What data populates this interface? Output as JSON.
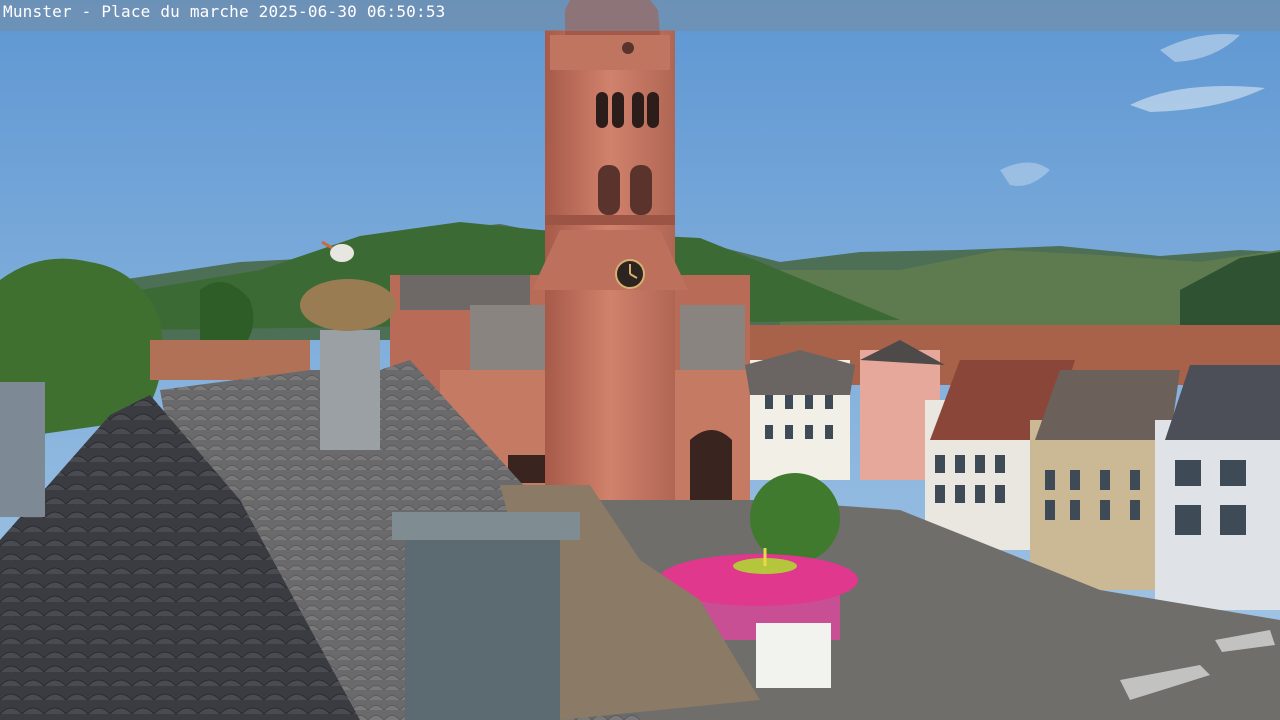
{
  "camera_overlay": {
    "location": "Munster - Place du marche",
    "timestamp": "2025-06-30 06:50:53"
  },
  "scene": {
    "subjects": [
      "church-tower",
      "church",
      "stork-nest",
      "slate-roof",
      "chimney",
      "market-square",
      "pink-carousel",
      "townhouses",
      "forested-hills",
      "sky"
    ],
    "clock_icon": "clock-face-icon"
  }
}
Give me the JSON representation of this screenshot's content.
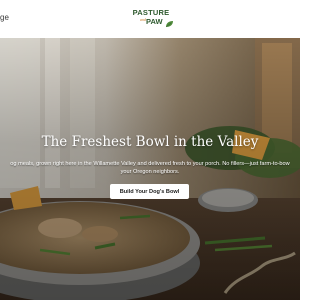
{
  "header": {
    "nav_link": "ge",
    "logo": {
      "line1": "PASTURE",
      "and": "and",
      "line2": "PAW"
    }
  },
  "hero": {
    "title": "The Freshest Bowl in the Valley",
    "subtitle_line1": "og meals, grown right here in the Willamette Valley and delivered fresh to your porch. No fillers—just farm-to-bow",
    "subtitle_line2": "your Oregon neighbors.",
    "cta_label": "Build Your Dog's Bowl"
  },
  "colors": {
    "brand_green": "#2e5a2e",
    "brand_orange": "#c97a2a",
    "button_bg": "#ffffff",
    "title_text": "#ffffff"
  },
  "icons": {
    "logo_leaf": "leaf-icon"
  }
}
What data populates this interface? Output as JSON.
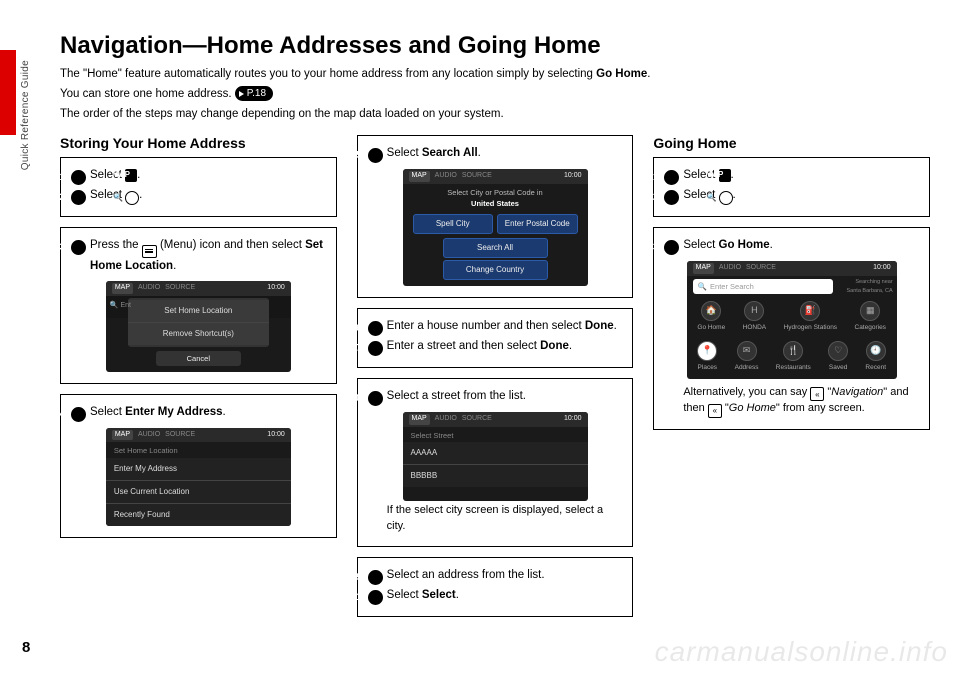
{
  "page_number": "8",
  "side_label": "Quick Reference Guide",
  "title": "Navigation—Home Addresses and Going Home",
  "intro1_a": "The \"Home\" feature automatically routes you to your home address from any location simply by selecting ",
  "intro1_b": "Go Home",
  "intro1_c": ".",
  "intro2": "You can store one home address.",
  "page_ref": "P.18",
  "intro3": "The order of the steps may change depending on the map data loaded on your system.",
  "col1": {
    "heading": "Storing Your Home Address",
    "s1": "Select ",
    "map_btn": "MAP",
    "s2": "Select ",
    "s3a": "Press the ",
    "s3b": " (Menu) icon and then select ",
    "s3c": "Set Home Location",
    "s4a": "Select ",
    "s4b": "Enter My Address",
    "screen1": {
      "clock": "10:00",
      "tab1": "MAP",
      "tab2": "AUDIO",
      "tab3": "SOURCE",
      "pop1": "Set Home Location",
      "pop2": "Remove Shortcut(s)",
      "cancel": "Cancel"
    },
    "screen2": {
      "clock": "10:00",
      "tab1": "MAP",
      "tab2": "AUDIO",
      "tab3": "SOURCE",
      "hdr": "Set Home Location",
      "i1": "Enter My Address",
      "i2": "Use Current Location",
      "i3": "Recently Found"
    }
  },
  "col2": {
    "s5a": "Select ",
    "s5b": "Search All",
    "screen3": {
      "clock": "10:00",
      "tab1": "MAP",
      "tab2": "AUDIO",
      "tab3": "SOURCE",
      "hdr": "Select City or Postal Code in",
      "hdr2": "United States",
      "b1": "Spell City",
      "b2": "Enter Postal Code",
      "b3": "Search All",
      "b4": "Change Country"
    },
    "s6a": "Enter a house number and then select ",
    "s6b": "Done",
    "s7a": "Enter a street and then select ",
    "s7b": "Done",
    "s8": "Select a street from the list.",
    "screen4": {
      "clock": "10:00",
      "tab1": "MAP",
      "tab2": "AUDIO",
      "tab3": "SOURCE",
      "hdr": "Select Street",
      "i1": "AAAAA",
      "i2": "BBBBB"
    },
    "s8_note": "If the select city screen is displayed, select a city.",
    "s9": "Select an address from the list.",
    "s10a": "Select ",
    "s10b": "Select"
  },
  "col3": {
    "heading": "Going Home",
    "s1": "Select ",
    "s2": "Select ",
    "s3a": "Select ",
    "s3b": "Go Home",
    "screen5": {
      "clock": "10:00",
      "tab1": "MAP",
      "tab2": "AUDIO",
      "tab3": "SOURCE",
      "search": "Enter Search",
      "loc": "Searching near Santa Barbara, CA",
      "ic1": "Go Home",
      "ic2": "HONDA",
      "ic3": "Hydrogen Stations",
      "ic4": "Categories",
      "ic5": "Places",
      "ic6": "Address",
      "ic7": "Restaurants",
      "ic8": "Saved",
      "ic9": "Recent"
    },
    "note1": "Alternatively, you can say ",
    "note2": "Navigation",
    "note3": "\" and then ",
    "note4": "Go Home",
    "note5": "\" from any screen."
  },
  "watermark": "carmanualsonline.info"
}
******************************
• Prompt
Quote every record above exactly, omitting any pictures they contain.

• Completed exercise
What data populates this interface? Output as JSON.
{
  "camera_overlay": {
    "location": "Munster - Place du marche",
    "timestamp": "2025-06-30 06:50:53"
  },
  "scene": {
    "subjects": [
      "church-tower",
      "church",
      "stork-nest",
      "slate-roof",
      "chimney",
      "market-square",
      "pink-carousel",
      "townhouses",
      "forested-hills",
      "sky"
    ],
    "clock_icon": "clock-face-icon"
  }
}
Give me the JSON representation of this screenshot's content.
{
  "header": {
    "nav_link": "ge",
    "logo": {
      "line1": "PASTURE",
      "and": "and",
      "line2": "PAW"
    }
  },
  "hero": {
    "title": "The Freshest Bowl in the Valley",
    "subtitle_line1": "og meals, grown right here in the Willamette Valley and delivered fresh to your porch. No fillers—just farm-to-bow",
    "subtitle_line2": "your Oregon neighbors.",
    "cta_label": "Build Your Dog's Bowl"
  },
  "colors": {
    "brand_green": "#2e5a2e",
    "brand_orange": "#c97a2a",
    "button_bg": "#ffffff",
    "title_text": "#ffffff"
  },
  "icons": {
    "logo_leaf": "leaf-icon"
  }
}
What data populates this interface? Output as JSON.
{
  "page_number": "8",
  "side_label": "Quick Reference Guide",
  "title": "Navigation—Home Addresses and Going Home",
  "intro1_a": "The \"Home\" feature automatically routes you to your home address from any location simply by selecting ",
  "intro1_b": "Go Home",
  "intro1_c": ".",
  "intro2": "You can store one home address.",
  "page_ref": "P.18",
  "intro3": "The order of the steps may change depending on the map data loaded on your system.",
  "col1": {
    "heading": "Storing Your Home Address",
    "s1": "Select ",
    "map_btn": "MAP",
    "s2": "Select ",
    "s3a": "Press the ",
    "s3b": " (Menu) icon and then select ",
    "s3c": "Set Home Location",
    "s4a": "Select ",
    "s4b": "Enter My Address",
    "screen1": {
      "clock": "10:00",
      "tab1": "MAP",
      "tab2": "AUDIO",
      "tab3": "SOURCE",
      "pop1": "Set Home Location",
      "pop2": "Remove Shortcut(s)",
      "cancel": "Cancel"
    },
    "screen2": {
      "clock": "10:00",
      "tab1": "MAP",
      "tab2": "AUDIO",
      "tab3": "SOURCE",
      "hdr": "Set Home Location",
      "i1": "Enter My Address",
      "i2": "Use Current Location",
      "i3": "Recently Found"
    }
  },
  "col2": {
    "s5a": "Select ",
    "s5b": "Search All",
    "screen3": {
      "clock": "10:00",
      "tab1": "MAP",
      "tab2": "AUDIO",
      "tab3": "SOURCE",
      "hdr": "Select City or Postal Code in",
      "hdr2": "United States",
      "b1": "Spell City",
      "b2": "Enter Postal Code",
      "b3": "Search All",
      "b4": "Change Country"
    },
    "s6a": "Enter a house number and then select ",
    "s6b": "Done",
    "s7a": "Enter a street and then select ",
    "s7b": "Done",
    "s8": "Select a street from the list.",
    "screen4": {
      "clock": "10:00",
      "tab1": "MAP",
      "tab2": "AUDIO",
      "tab3": "SOURCE",
      "hdr": "Select Street",
      "i1": "AAAAA",
      "i2": "BBBBB"
    },
    "s8_note": "If the select city screen is displayed, select a city.",
    "s9": "Select an address from the list.",
    "s10a": "Select ",
    "s10b": "Select"
  },
  "col3": {
    "heading": "Going Home",
    "s1": "Select ",
    "s2": "Select ",
    "s3a": "Select ",
    "s3b": "Go Home",
    "screen5": {
      "clock": "10:00",
      "tab1": "MAP",
      "tab2": "AUDIO",
      "tab3": "SOURCE",
      "search": "Enter Search",
      "loc": "Searching near Santa Barbara, CA",
      "ic1": "Go Home",
      "ic2": "HONDA",
      "ic3": "Hydrogen Stations",
      "ic4": "Categories",
      "ic5": "Places",
      "ic6": "Address",
      "ic7": "Restaurants",
      "ic8": "Saved",
      "ic9": "Recent"
    },
    "note1": "Alternatively, you can say ",
    "note2": "Navigation",
    "note3": "\" and then ",
    "note4": "Go Home",
    "note5": "\" from any screen."
  },
  "watermark": "carmanualsonline.info"
}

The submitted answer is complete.